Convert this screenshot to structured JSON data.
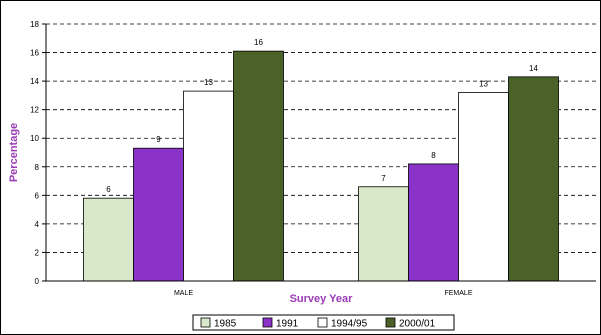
{
  "chart_data": {
    "type": "bar",
    "title": "",
    "xlabel": "Survey Year",
    "ylabel": "Percentage",
    "ylim": [
      0,
      18
    ],
    "yticks": [
      0,
      2,
      4,
      6,
      8,
      10,
      12,
      14,
      16,
      18
    ],
    "grid": true,
    "grid_style": "dashed",
    "legend_position": "bottom",
    "categories": [
      "MALE",
      "FEMALE"
    ],
    "series": [
      {
        "name": "1985",
        "values": [
          5.8,
          6.6
        ],
        "labels": [
          "6",
          "7"
        ],
        "color": "#d8e8c8"
      },
      {
        "name": "1991",
        "values": [
          9.3,
          8.2
        ],
        "labels": [
          "9",
          "8"
        ],
        "color": "#8b32c8"
      },
      {
        "name": "1994/95",
        "values": [
          13.3,
          13.2
        ],
        "labels": [
          "13",
          "13"
        ],
        "color": "#ffffff"
      },
      {
        "name": "2000/01",
        "values": [
          16.1,
          14.3
        ],
        "labels": [
          "16",
          "14"
        ],
        "color": "#4a6228"
      }
    ],
    "colors": {
      "axis_label": "#9b3bb5"
    }
  }
}
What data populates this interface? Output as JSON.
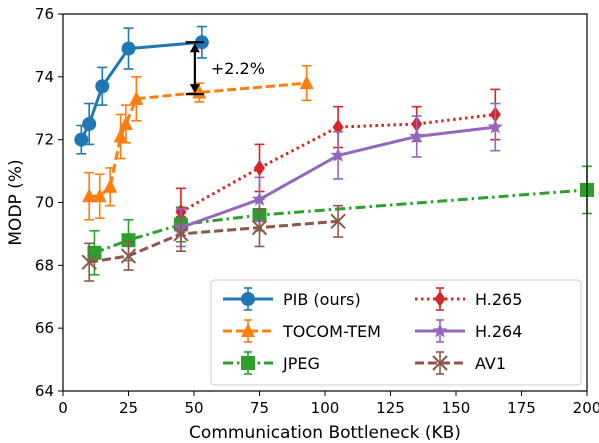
{
  "chart_data": {
    "type": "line",
    "xlabel": "Communication Bottleneck (KB)",
    "ylabel": "MODP (%)",
    "xlim": [
      0,
      200
    ],
    "ylim": [
      64,
      76
    ],
    "xticks": [
      "0",
      "25",
      "50",
      "75",
      "100",
      "125",
      "150",
      "175",
      "200"
    ],
    "yticks": [
      "64",
      "66",
      "68",
      "70",
      "72",
      "74",
      "76"
    ],
    "legend_position": "lower-right",
    "annotation": {
      "text": "+2.2%",
      "x": 53,
      "y_from": 75.1,
      "y_to": 73.45
    },
    "series": [
      {
        "name": "PIB (ours)",
        "color": "#1f77b4",
        "marker": "circle",
        "linestyle": "solid",
        "x": [
          7,
          10,
          15,
          25,
          53
        ],
        "y": [
          72.0,
          72.5,
          73.7,
          74.9,
          75.1
        ],
        "err": [
          0.45,
          0.65,
          0.6,
          0.65,
          0.5
        ]
      },
      {
        "name": "TOCOM-TEM",
        "color": "#ff7f0e",
        "marker": "triangle",
        "linestyle": "dashed",
        "x": [
          10,
          14,
          18,
          22,
          24,
          28,
          52,
          93
        ],
        "y": [
          70.2,
          70.2,
          70.5,
          72.1,
          72.5,
          73.3,
          73.5,
          73.8
        ],
        "err": [
          0.75,
          0.7,
          0.6,
          0.7,
          0.6,
          0.7,
          0.3,
          0.55
        ]
      },
      {
        "name": "JPEG",
        "color": "#2ca02c",
        "marker": "square",
        "linestyle": "dashdot",
        "x": [
          12,
          25,
          45,
          75,
          200
        ],
        "y": [
          68.4,
          68.8,
          69.3,
          69.6,
          70.4
        ],
        "err": [
          0.7,
          0.65,
          0.55,
          0.5,
          0.75
        ]
      },
      {
        "name": "H.265",
        "color": "#d62728",
        "marker": "diamond",
        "linestyle": "dotted",
        "x": [
          45,
          75,
          105,
          135,
          165
        ],
        "y": [
          69.7,
          71.1,
          72.4,
          72.5,
          72.8
        ],
        "err": [
          0.75,
          0.75,
          0.65,
          0.55,
          0.8
        ]
      },
      {
        "name": "H.264",
        "color": "#9467bd",
        "marker": "star",
        "linestyle": "solid",
        "x": [
          45,
          75,
          105,
          135,
          165
        ],
        "y": [
          69.2,
          70.1,
          71.5,
          72.1,
          72.4
        ],
        "err": [
          0.6,
          0.7,
          0.75,
          0.65,
          0.75
        ]
      },
      {
        "name": "AV1",
        "color": "#8c564b",
        "marker": "x",
        "linestyle": "dashed",
        "x": [
          10,
          25,
          45,
          75,
          105
        ],
        "y": [
          68.1,
          68.3,
          69.0,
          69.2,
          69.4
        ],
        "err": [
          0.6,
          0.45,
          0.55,
          0.6,
          0.5
        ]
      }
    ]
  }
}
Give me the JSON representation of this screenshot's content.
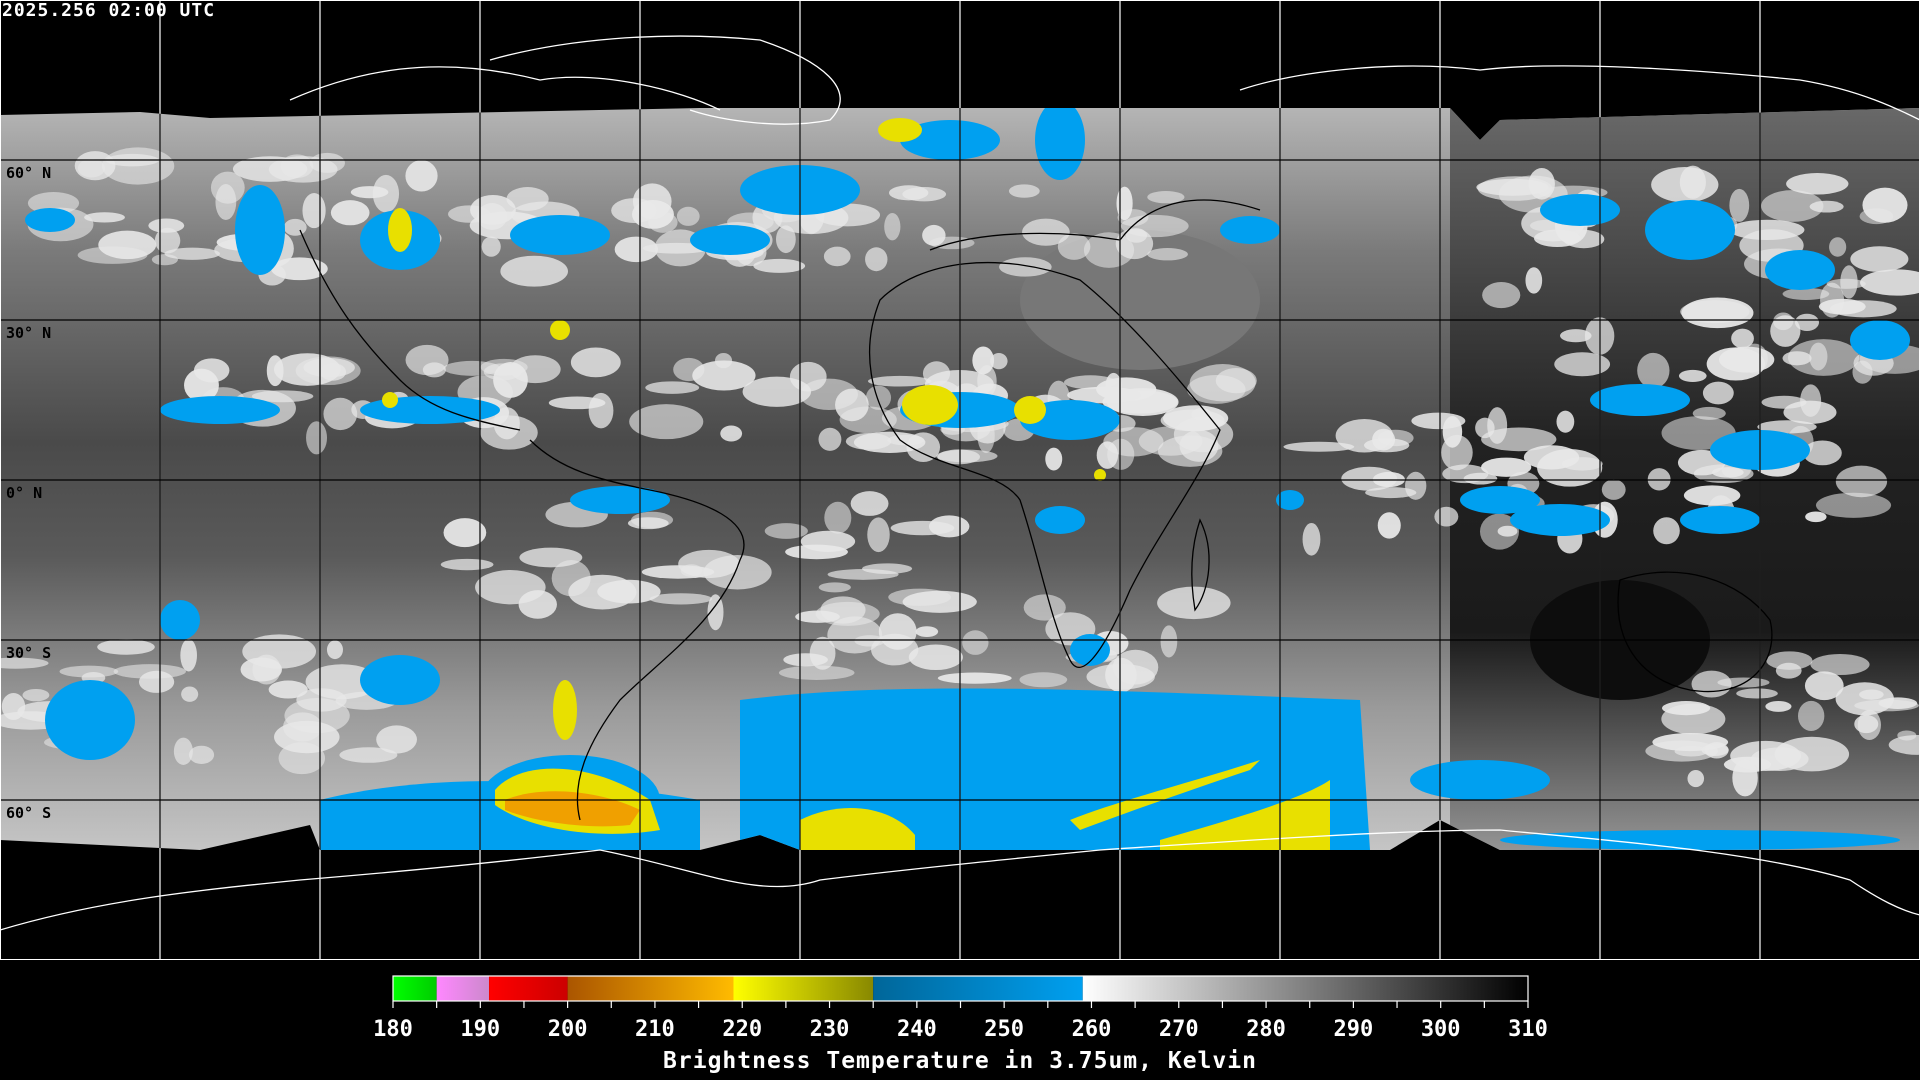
◆ ◆ ◆ ◆
### PROBLEM TO WORK ON
Print each line of the material above exactly, with the pictures removed from your copy.

### IN RESPONSE
Convert this screenshot to structured JSON data.
{
  "chart_data": {
    "type": "bar",
    "title": "",
    "xlabel": "Survey Year",
    "ylabel": "Percentage",
    "ylim": [
      0,
      18
    ],
    "yticks": [
      0,
      2,
      4,
      6,
      8,
      10,
      12,
      14,
      16,
      18
    ],
    "grid": true,
    "grid_style": "dashed",
    "legend_position": "bottom",
    "categories": [
      "MALE",
      "FEMALE"
    ],
    "series": [
      {
        "name": "1985",
        "values": [
          5.8,
          6.6
        ],
        "labels": [
          "6",
          "7"
        ],
        "color": "#d8e8c8"
      },
      {
        "name": "1991",
        "values": [
          9.3,
          8.2
        ],
        "labels": [
          "9",
          "8"
        ],
        "color": "#8b32c8"
      },
      {
        "name": "1994/95",
        "values": [
          13.3,
          13.2
        ],
        "labels": [
          "13",
          "13"
        ],
        "color": "#ffffff"
      },
      {
        "name": "2000/01",
        "values": [
          16.1,
          14.3
        ],
        "labels": [
          "16",
          "14"
        ],
        "color": "#4a6228"
      }
    ],
    "colors": {
      "axis_label": "#9b3bb5"
    }
  }
}
What data populates this interface? Output as JSON.
{
  "chart_data": {
    "type": "line",
    "xlabel": "Communication Bottleneck (KB)",
    "ylabel": "MODP (%)",
    "xlim": [
      0,
      200
    ],
    "ylim": [
      64,
      76
    ],
    "xticks": [
      "0",
      "25",
      "50",
      "75",
      "100",
      "125",
      "150",
      "175",
      "200"
    ],
    "yticks": [
      "64",
      "66",
      "68",
      "70",
      "72",
      "74",
      "76"
    ],
    "legend_position": "lower-right",
    "annotation": {
      "text": "+2.2%",
      "x": 53,
      "y_from": 75.1,
      "y_to": 73.45
    },
    "series": [
      {
        "name": "PIB (ours)",
        "color": "#1f77b4",
        "marker": "circle",
        "linestyle": "solid",
        "x": [
          7,
          10,
          15,
          25,
          53
        ],
        "y": [
          72.0,
          72.5,
          73.7,
          74.9,
          75.1
        ],
        "err": [
          0.45,
          0.65,
          0.6,
          0.65,
          0.5
        ]
      },
      {
        "name": "TOCOM-TEM",
        "color": "#ff7f0e",
        "marker": "triangle",
        "linestyle": "dashed",
        "x": [
          10,
          14,
          18,
          22,
          24,
          28,
          52,
          93
        ],
        "y": [
          70.2,
          70.2,
          70.5,
          72.1,
          72.5,
          73.3,
          73.5,
          73.8
        ],
        "err": [
          0.75,
          0.7,
          0.6,
          0.7,
          0.6,
          0.7,
          0.3,
          0.55
        ]
      },
      {
        "name": "JPEG",
        "color": "#2ca02c",
        "marker": "square",
        "linestyle": "dashdot",
        "x": [
          12,
          25,
          45,
          75,
          200
        ],
        "y": [
          68.4,
          68.8,
          69.3,
          69.6,
          70.4
        ],
        "err": [
          0.7,
          0.65,
          0.55,
          0.5,
          0.75
        ]
      },
      {
        "name": "H.265",
        "color": "#d62728",
        "marker": "diamond",
        "linestyle": "dotted",
        "x": [
          45,
          75,
          105,
          135,
          165
        ],
        "y": [
          69.7,
          71.1,
          72.4,
          72.5,
          72.8
        ],
        "err": [
          0.75,
          0.75,
          0.65,
          0.55,
          0.8
        ]
      },
      {
        "name": "H.264",
        "color": "#9467bd",
        "marker": "star",
        "linestyle": "solid",
        "x": [
          45,
          75,
          105,
          135,
          165
        ],
        "y": [
          69.2,
          70.1,
          71.5,
          72.1,
          72.4
        ],
        "err": [
          0.6,
          0.7,
          0.75,
          0.65,
          0.75
        ]
      },
      {
        "name": "AV1",
        "color": "#8c564b",
        "marker": "x",
        "linestyle": "dashed",
        "x": [
          10,
          25,
          45,
          75,
          105
        ],
        "y": [
          68.1,
          68.3,
          69.0,
          69.2,
          69.4
        ],
        "err": [
          0.6,
          0.45,
          0.55,
          0.6,
          0.5
        ]
      }
    ]
  }
}
Give me the JSON representation of this screenshot's content.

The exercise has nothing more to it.